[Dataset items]
-----

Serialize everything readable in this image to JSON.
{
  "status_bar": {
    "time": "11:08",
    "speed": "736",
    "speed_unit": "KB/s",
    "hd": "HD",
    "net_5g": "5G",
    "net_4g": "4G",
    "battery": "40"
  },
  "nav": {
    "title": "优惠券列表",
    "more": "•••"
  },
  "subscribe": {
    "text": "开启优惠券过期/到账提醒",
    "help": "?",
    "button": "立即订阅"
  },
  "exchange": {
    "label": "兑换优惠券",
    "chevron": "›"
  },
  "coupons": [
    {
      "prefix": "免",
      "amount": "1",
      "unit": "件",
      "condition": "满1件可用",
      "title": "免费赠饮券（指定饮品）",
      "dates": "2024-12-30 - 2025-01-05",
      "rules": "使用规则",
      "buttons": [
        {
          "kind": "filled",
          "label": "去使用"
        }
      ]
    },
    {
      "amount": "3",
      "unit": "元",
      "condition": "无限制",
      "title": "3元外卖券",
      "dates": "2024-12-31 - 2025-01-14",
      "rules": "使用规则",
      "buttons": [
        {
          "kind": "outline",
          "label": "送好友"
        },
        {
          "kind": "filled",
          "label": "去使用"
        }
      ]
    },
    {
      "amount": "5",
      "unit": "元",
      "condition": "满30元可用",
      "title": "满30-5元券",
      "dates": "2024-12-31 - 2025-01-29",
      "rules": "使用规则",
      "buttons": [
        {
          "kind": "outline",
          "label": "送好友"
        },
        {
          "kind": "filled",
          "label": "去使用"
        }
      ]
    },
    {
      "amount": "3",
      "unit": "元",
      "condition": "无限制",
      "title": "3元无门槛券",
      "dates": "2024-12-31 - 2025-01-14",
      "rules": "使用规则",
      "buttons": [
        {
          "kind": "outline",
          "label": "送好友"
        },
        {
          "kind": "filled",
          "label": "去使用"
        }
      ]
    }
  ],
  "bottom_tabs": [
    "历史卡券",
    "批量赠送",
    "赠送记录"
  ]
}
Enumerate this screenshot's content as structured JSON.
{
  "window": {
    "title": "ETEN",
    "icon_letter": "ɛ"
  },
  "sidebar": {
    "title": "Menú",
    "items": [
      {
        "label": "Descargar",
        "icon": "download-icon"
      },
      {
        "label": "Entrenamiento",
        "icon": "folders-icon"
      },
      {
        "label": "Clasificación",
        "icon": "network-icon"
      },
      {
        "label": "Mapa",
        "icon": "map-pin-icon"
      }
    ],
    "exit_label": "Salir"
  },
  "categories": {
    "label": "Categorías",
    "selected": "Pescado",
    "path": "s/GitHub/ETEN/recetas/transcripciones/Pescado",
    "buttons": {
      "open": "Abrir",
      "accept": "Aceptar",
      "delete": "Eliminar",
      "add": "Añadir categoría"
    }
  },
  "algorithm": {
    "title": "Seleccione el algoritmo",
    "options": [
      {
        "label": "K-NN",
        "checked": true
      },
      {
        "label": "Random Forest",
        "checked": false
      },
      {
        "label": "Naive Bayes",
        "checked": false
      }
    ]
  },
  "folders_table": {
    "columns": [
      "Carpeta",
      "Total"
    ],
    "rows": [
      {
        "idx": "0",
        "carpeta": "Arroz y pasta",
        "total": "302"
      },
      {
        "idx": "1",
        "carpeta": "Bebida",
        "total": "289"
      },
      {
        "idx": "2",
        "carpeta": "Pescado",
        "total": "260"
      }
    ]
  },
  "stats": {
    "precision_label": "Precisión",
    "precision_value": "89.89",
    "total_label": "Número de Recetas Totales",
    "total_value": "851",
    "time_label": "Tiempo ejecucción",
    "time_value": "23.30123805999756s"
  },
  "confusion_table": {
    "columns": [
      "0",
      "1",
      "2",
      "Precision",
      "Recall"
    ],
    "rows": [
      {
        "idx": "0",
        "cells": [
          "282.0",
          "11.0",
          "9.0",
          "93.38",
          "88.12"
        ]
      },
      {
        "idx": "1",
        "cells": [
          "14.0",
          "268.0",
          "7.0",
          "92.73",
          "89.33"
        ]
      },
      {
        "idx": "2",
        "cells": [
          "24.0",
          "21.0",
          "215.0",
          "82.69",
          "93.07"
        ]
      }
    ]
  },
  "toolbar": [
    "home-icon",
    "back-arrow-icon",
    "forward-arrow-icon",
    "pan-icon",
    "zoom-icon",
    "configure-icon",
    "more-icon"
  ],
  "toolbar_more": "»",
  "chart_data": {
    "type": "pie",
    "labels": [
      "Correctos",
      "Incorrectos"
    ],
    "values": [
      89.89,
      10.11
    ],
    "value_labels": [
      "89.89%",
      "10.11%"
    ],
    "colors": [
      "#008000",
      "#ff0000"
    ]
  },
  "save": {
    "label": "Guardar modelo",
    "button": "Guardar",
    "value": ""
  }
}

-----

[Short problem]:
Spot every line that holds "title" and copy it.

[Answer to the exercise]:
    "title": "优惠券列表",
      "title": "免费赠饮券（指定饮品）",
      "title": "3元外卖券",
      "title": "满30-5元券",
      "title": "3元无门槛券",
    "title": "ETEN",
    "title": "Menú",
    "title": "Seleccione el algoritmo",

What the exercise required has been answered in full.